* [Exercise instructions] All of the entries must be reproduced exactly, with no images carried over.

* [Data records]
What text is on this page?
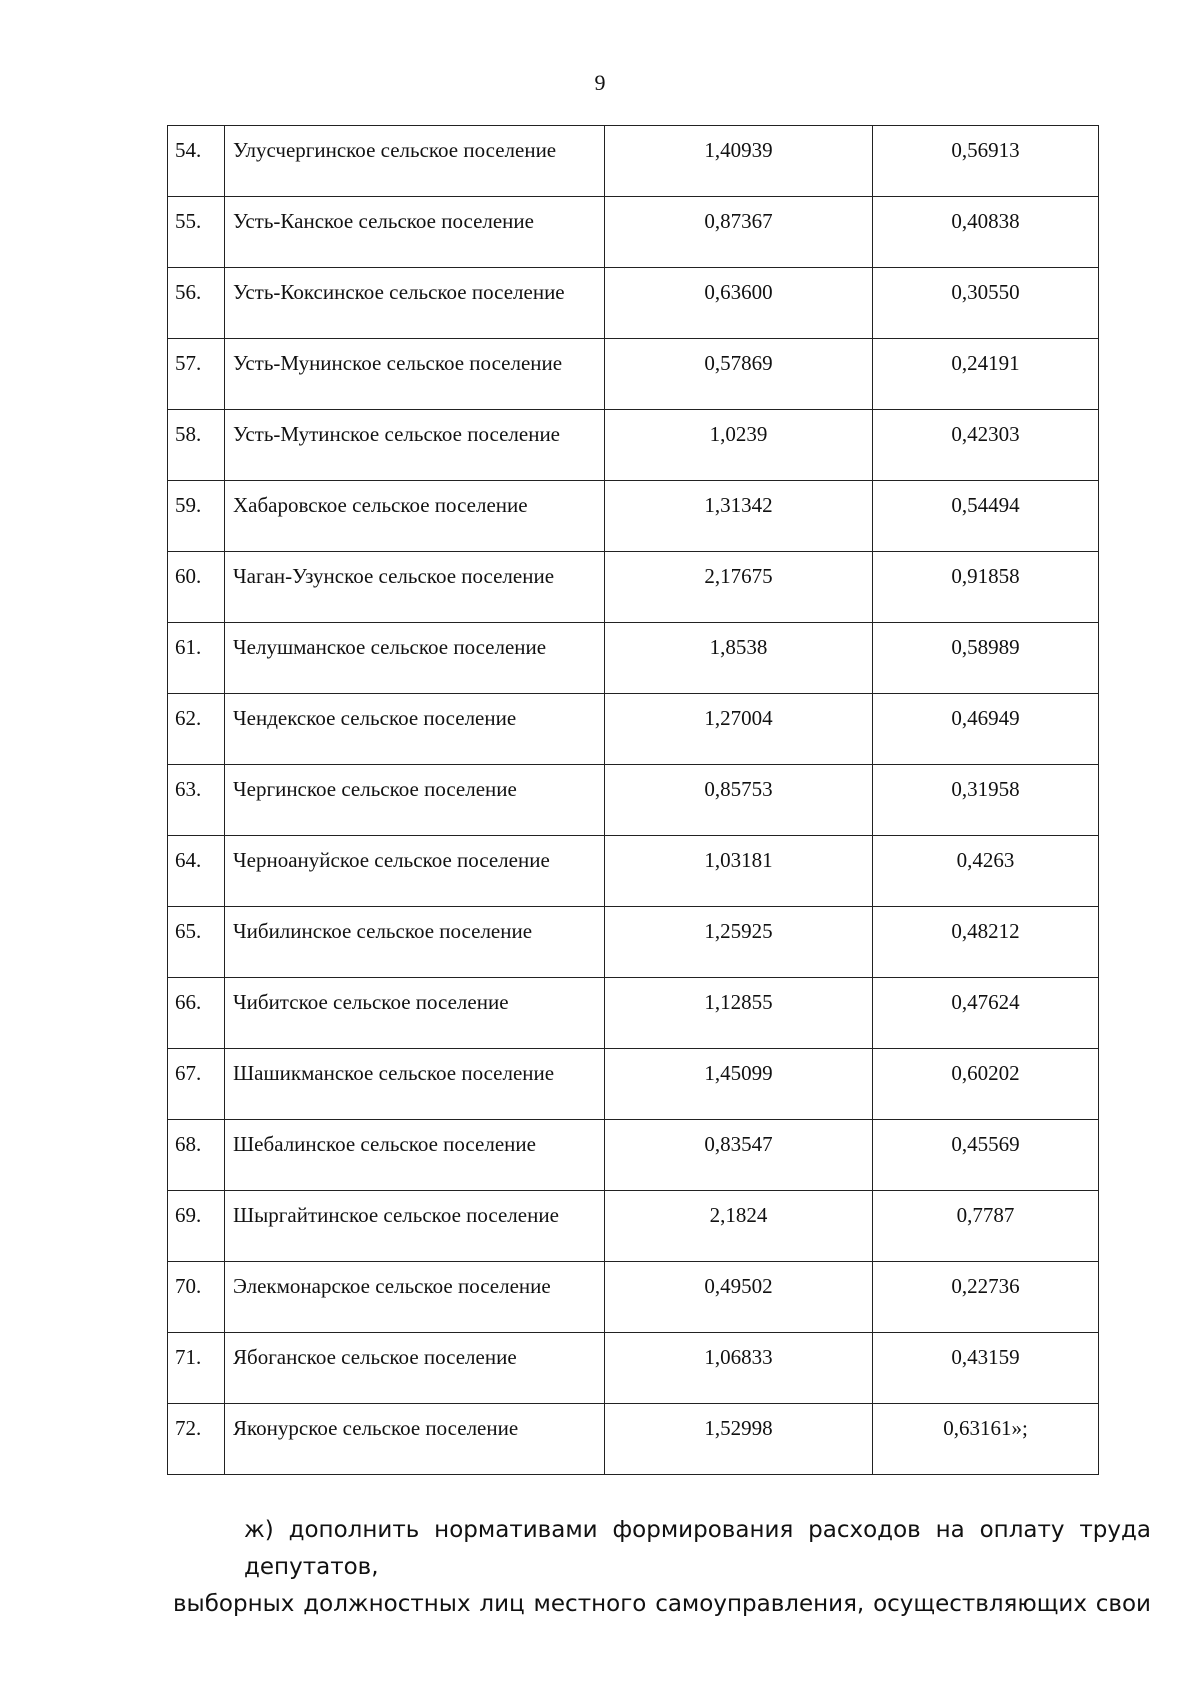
9
54.	Улусчергинское сельское поселение	1,40939	0,56913

55.	Усть-Канское сельское поселение	0,87367	0,40838

56.	Усть-Коксинское сельское поселение	0,63600	0,30550

57.	Усть-Мунинское сельское поселение	0,57869	0,24191

58.	Усть-Мутинское сельское поселение	1,0239	0,42303

59.	Хабаровское сельское поселение	1,31342	0,54494

60.	Чаган-Узунское сельское поселение	2,17675	0,91858

61.	Челушманское сельское поселение	1,8538	0,58989

62.	Чендекское сельское поселение	1,27004	0,46949

63.	Чергинское сельское поселение	0,85753	0,31958

64.	Черноануйское сельское поселение	1,03181	0,4263

65.	Чибилинское сельское поселение	1,25925	0,48212

66.	Чибитское сельское поселение	1,12855	0,47624

67.	Шашикманское сельское поселение	1,45099	0,60202

68.	Шебалинское сельское поселение	0,83547	0,45569

69.	Шыргайтинское сельское поселение	2,1824	0,7787

70.	Элекмонарское сельское поселение	0,49502	0,22736

71.	Ябоганское сельское поселение	1,06833	0,43159

72.	Яконурское сельское поселение	1,52998	0,63161»;

ж) дополнить нормативами формирования расходов на оплату труда депутатов,

выборных должностных лиц местного самоуправления, осуществляющих свои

* [Problem solution]
What text is on this page?
9
54.	Улусчергинское сельское поселение	1,40939	0,56913

55.	Усть-Канское сельское поселение	0,87367	0,40838

56.	Усть-Коксинское сельское поселение	0,63600	0,30550

57.	Усть-Мунинское сельское поселение	0,57869	0,24191

58.	Усть-Мутинское сельское поселение	1,0239	0,42303

59.	Хабаровское сельское поселение	1,31342	0,54494

60.	Чаган-Узунское сельское поселение	2,17675	0,91858

61.	Челушманское сельское поселение	1,8538	0,58989

62.	Чендекское сельское поселение	1,27004	0,46949

63.	Чергинское сельское поселение	0,85753	0,31958

64.	Черноануйское сельское поселение	1,03181	0,4263

65.	Чибилинское сельское поселение	1,25925	0,48212

66.	Чибитское сельское поселение	1,12855	0,47624

67.	Шашикманское сельское поселение	1,45099	0,60202

68.	Шебалинское сельское поселение	0,83547	0,45569

69.	Шыргайтинское сельское поселение	2,1824	0,7787

70.	Элекмонарское сельское поселение	0,49502	0,22736

71.	Ябоганское сельское поселение	1,06833	0,43159

72.	Яконурское сельское поселение	1,52998	0,63161»;

ж) дополнить нормативами формирования расходов на оплату труда депутатов,

выборных должностных лиц местного самоуправления, осуществляющих свои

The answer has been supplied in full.